Figure collection entries:

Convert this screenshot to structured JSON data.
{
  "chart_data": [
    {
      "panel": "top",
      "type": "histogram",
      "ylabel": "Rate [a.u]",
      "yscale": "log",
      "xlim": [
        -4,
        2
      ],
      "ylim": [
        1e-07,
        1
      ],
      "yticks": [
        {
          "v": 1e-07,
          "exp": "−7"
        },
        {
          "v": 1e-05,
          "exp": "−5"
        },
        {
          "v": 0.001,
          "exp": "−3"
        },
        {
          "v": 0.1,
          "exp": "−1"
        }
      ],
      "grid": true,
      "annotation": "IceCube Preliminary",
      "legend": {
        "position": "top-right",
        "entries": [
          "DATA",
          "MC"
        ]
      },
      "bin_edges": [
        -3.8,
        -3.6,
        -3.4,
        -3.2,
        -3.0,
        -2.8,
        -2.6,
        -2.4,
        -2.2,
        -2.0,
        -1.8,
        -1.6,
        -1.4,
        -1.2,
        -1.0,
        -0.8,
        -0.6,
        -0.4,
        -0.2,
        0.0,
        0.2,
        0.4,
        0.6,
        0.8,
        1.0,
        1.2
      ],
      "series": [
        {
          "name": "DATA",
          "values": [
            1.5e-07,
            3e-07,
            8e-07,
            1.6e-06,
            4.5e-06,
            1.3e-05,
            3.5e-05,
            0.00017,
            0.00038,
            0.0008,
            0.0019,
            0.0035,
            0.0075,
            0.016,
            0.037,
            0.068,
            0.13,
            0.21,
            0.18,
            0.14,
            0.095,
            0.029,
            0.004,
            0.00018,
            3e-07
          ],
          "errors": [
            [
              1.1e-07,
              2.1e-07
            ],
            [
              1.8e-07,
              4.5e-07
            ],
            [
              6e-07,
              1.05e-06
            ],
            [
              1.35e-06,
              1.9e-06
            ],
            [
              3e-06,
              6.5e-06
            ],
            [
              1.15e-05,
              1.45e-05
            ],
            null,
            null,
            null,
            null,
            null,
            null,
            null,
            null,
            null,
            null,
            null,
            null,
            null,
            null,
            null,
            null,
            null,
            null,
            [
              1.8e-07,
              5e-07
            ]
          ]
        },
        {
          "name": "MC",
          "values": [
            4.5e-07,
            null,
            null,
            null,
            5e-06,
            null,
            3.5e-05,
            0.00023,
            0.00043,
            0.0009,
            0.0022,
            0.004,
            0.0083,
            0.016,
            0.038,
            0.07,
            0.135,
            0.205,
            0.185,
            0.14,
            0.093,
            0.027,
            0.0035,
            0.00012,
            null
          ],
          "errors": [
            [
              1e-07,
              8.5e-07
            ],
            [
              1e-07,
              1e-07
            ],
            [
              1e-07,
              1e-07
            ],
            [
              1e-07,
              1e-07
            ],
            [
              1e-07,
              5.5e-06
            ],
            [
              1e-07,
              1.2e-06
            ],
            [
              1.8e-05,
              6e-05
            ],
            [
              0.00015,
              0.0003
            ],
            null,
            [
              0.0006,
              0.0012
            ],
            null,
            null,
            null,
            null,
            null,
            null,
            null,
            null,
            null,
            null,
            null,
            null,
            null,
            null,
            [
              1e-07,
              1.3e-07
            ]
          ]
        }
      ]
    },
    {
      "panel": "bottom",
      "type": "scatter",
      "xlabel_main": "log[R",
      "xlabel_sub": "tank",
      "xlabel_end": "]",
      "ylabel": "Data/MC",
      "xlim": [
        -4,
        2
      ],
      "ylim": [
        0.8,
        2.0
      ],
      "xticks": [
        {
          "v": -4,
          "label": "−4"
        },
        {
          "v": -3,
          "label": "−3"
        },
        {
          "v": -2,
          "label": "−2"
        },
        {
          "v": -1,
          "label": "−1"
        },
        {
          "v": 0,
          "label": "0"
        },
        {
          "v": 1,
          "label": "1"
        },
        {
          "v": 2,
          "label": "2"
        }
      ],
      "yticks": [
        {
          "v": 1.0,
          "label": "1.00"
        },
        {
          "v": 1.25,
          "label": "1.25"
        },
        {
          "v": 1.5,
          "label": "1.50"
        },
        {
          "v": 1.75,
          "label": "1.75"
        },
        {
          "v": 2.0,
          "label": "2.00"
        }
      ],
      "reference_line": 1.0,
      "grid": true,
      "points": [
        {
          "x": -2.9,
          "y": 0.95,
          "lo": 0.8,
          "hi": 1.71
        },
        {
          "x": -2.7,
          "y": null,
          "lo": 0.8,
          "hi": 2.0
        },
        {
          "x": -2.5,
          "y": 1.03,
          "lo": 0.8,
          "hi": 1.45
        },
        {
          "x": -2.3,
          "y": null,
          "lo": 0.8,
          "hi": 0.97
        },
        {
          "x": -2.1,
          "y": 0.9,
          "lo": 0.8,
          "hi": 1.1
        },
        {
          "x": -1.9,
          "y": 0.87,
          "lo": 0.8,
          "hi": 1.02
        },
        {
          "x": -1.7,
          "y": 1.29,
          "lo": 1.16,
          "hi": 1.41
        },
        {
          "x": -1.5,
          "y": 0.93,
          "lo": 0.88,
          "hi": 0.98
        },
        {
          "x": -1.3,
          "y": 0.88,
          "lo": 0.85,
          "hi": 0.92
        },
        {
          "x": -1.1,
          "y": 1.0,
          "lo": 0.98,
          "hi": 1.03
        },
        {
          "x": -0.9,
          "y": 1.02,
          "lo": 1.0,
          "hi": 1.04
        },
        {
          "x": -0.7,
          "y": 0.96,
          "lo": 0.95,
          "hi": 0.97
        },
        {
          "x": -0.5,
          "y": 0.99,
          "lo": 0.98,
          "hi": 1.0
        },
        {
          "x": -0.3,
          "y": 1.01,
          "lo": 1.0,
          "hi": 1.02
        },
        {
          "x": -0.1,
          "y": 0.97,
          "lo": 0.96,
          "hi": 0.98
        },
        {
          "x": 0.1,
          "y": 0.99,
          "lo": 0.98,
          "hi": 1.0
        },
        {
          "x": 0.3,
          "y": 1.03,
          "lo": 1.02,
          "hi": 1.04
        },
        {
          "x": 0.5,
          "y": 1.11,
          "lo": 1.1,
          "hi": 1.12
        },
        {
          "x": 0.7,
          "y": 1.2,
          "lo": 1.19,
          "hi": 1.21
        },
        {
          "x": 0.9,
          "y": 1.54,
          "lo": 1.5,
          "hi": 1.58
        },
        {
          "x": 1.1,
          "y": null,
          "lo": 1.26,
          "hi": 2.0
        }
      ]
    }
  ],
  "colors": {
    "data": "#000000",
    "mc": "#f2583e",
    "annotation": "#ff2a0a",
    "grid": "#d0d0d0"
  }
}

**DIRECTIONS FOR THIS TASK:**
Quote the listing in full, please, keeping every line exact.

**COMPLETE OUTPUT:**
Convert this screenshot to structured JSON data.
{
  "chart_data": [
    {
      "panel": "top",
      "type": "histogram",
      "ylabel": "Rate [a.u]",
      "yscale": "log",
      "xlim": [
        -4,
        2
      ],
      "ylim": [
        1e-07,
        1
      ],
      "yticks": [
        {
          "v": 1e-07,
          "exp": "−7"
        },
        {
          "v": 1e-05,
          "exp": "−5"
        },
        {
          "v": 0.001,
          "exp": "−3"
        },
        {
          "v": 0.1,
          "exp": "−1"
        }
      ],
      "grid": true,
      "annotation": "IceCube Preliminary",
      "legend": {
        "position": "top-right",
        "entries": [
          "DATA",
          "MC"
        ]
      },
      "bin_edges": [
        -3.8,
        -3.6,
        -3.4,
        -3.2,
        -3.0,
        -2.8,
        -2.6,
        -2.4,
        -2.2,
        -2.0,
        -1.8,
        -1.6,
        -1.4,
        -1.2,
        -1.0,
        -0.8,
        -0.6,
        -0.4,
        -0.2,
        0.0,
        0.2,
        0.4,
        0.6,
        0.8,
        1.0,
        1.2
      ],
      "series": [
        {
          "name": "DATA",
          "values": [
            1.5e-07,
            3e-07,
            8e-07,
            1.6e-06,
            4.5e-06,
            1.3e-05,
            3.5e-05,
            0.00017,
            0.00038,
            0.0008,
            0.0019,
            0.0035,
            0.0075,
            0.016,
            0.037,
            0.068,
            0.13,
            0.21,
            0.18,
            0.14,
            0.095,
            0.029,
            0.004,
            0.00018,
            3e-07
          ],
          "errors": [
            [
              1.1e-07,
              2.1e-07
            ],
            [
              1.8e-07,
              4.5e-07
            ],
            [
              6e-07,
              1.05e-06
            ],
            [
              1.35e-06,
              1.9e-06
            ],
            [
              3e-06,
              6.5e-06
            ],
            [
              1.15e-05,
              1.45e-05
            ],
            null,
            null,
            null,
            null,
            null,
            null,
            null,
            null,
            null,
            null,
            null,
            null,
            null,
            null,
            null,
            null,
            null,
            null,
            [
              1.8e-07,
              5e-07
            ]
          ]
        },
        {
          "name": "MC",
          "values": [
            4.5e-07,
            null,
            null,
            null,
            5e-06,
            null,
            3.5e-05,
            0.00023,
            0.00043,
            0.0009,
            0.0022,
            0.004,
            0.0083,
            0.016,
            0.038,
            0.07,
            0.135,
            0.205,
            0.185,
            0.14,
            0.093,
            0.027,
            0.0035,
            0.00012,
            null
          ],
          "errors": [
            [
              1e-07,
              8.5e-07
            ],
            [
              1e-07,
              1e-07
            ],
            [
              1e-07,
              1e-07
            ],
            [
              1e-07,
              1e-07
            ],
            [
              1e-07,
              5.5e-06
            ],
            [
              1e-07,
              1.2e-06
            ],
            [
              1.8e-05,
              6e-05
            ],
            [
              0.00015,
              0.0003
            ],
            null,
            [
              0.0006,
              0.0012
            ],
            null,
            null,
            null,
            null,
            null,
            null,
            null,
            null,
            null,
            null,
            null,
            null,
            null,
            null,
            [
              1e-07,
              1.3e-07
            ]
          ]
        }
      ]
    },
    {
      "panel": "bottom",
      "type": "scatter",
      "xlabel_main": "log[R",
      "xlabel_sub": "tank",
      "xlabel_end": "]",
      "ylabel": "Data/MC",
      "xlim": [
        -4,
        2
      ],
      "ylim": [
        0.8,
        2.0
      ],
      "xticks": [
        {
          "v": -4,
          "label": "−4"
        },
        {
          "v": -3,
          "label": "−3"
        },
        {
          "v": -2,
          "label": "−2"
        },
        {
          "v": -1,
          "label": "−1"
        },
        {
          "v": 0,
          "label": "0"
        },
        {
          "v": 1,
          "label": "1"
        },
        {
          "v": 2,
          "label": "2"
        }
      ],
      "yticks": [
        {
          "v": 1.0,
          "label": "1.00"
        },
        {
          "v": 1.25,
          "label": "1.25"
        },
        {
          "v": 1.5,
          "label": "1.50"
        },
        {
          "v": 1.75,
          "label": "1.75"
        },
        {
          "v": 2.0,
          "label": "2.00"
        }
      ],
      "reference_line": 1.0,
      "grid": true,
      "points": [
        {
          "x": -2.9,
          "y": 0.95,
          "lo": 0.8,
          "hi": 1.71
        },
        {
          "x": -2.7,
          "y": null,
          "lo": 0.8,
          "hi": 2.0
        },
        {
          "x": -2.5,
          "y": 1.03,
          "lo": 0.8,
          "hi": 1.45
        },
        {
          "x": -2.3,
          "y": null,
          "lo": 0.8,
          "hi": 0.97
        },
        {
          "x": -2.1,
          "y": 0.9,
          "lo": 0.8,
          "hi": 1.1
        },
        {
          "x": -1.9,
          "y": 0.87,
          "lo": 0.8,
          "hi": 1.02
        },
        {
          "x": -1.7,
          "y": 1.29,
          "lo": 1.16,
          "hi": 1.41
        },
        {
          "x": -1.5,
          "y": 0.93,
          "lo": 0.88,
          "hi": 0.98
        },
        {
          "x": -1.3,
          "y": 0.88,
          "lo": 0.85,
          "hi": 0.92
        },
        {
          "x": -1.1,
          "y": 1.0,
          "lo": 0.98,
          "hi": 1.03
        },
        {
          "x": -0.9,
          "y": 1.02,
          "lo": 1.0,
          "hi": 1.04
        },
        {
          "x": -0.7,
          "y": 0.96,
          "lo": 0.95,
          "hi": 0.97
        },
        {
          "x": -0.5,
          "y": 0.99,
          "lo": 0.98,
          "hi": 1.0
        },
        {
          "x": -0.3,
          "y": 1.01,
          "lo": 1.0,
          "hi": 1.02
        },
        {
          "x": -0.1,
          "y": 0.97,
          "lo": 0.96,
          "hi": 0.98
        },
        {
          "x": 0.1,
          "y": 0.99,
          "lo": 0.98,
          "hi": 1.0
        },
        {
          "x": 0.3,
          "y": 1.03,
          "lo": 1.02,
          "hi": 1.04
        },
        {
          "x": 0.5,
          "y": 1.11,
          "lo": 1.1,
          "hi": 1.12
        },
        {
          "x": 0.7,
          "y": 1.2,
          "lo": 1.19,
          "hi": 1.21
        },
        {
          "x": 0.9,
          "y": 1.54,
          "lo": 1.5,
          "hi": 1.58
        },
        {
          "x": 1.1,
          "y": null,
          "lo": 1.26,
          "hi": 2.0
        }
      ]
    }
  ],
  "colors": {
    "data": "#000000",
    "mc": "#f2583e",
    "annotation": "#ff2a0a",
    "grid": "#d0d0d0"
  }
}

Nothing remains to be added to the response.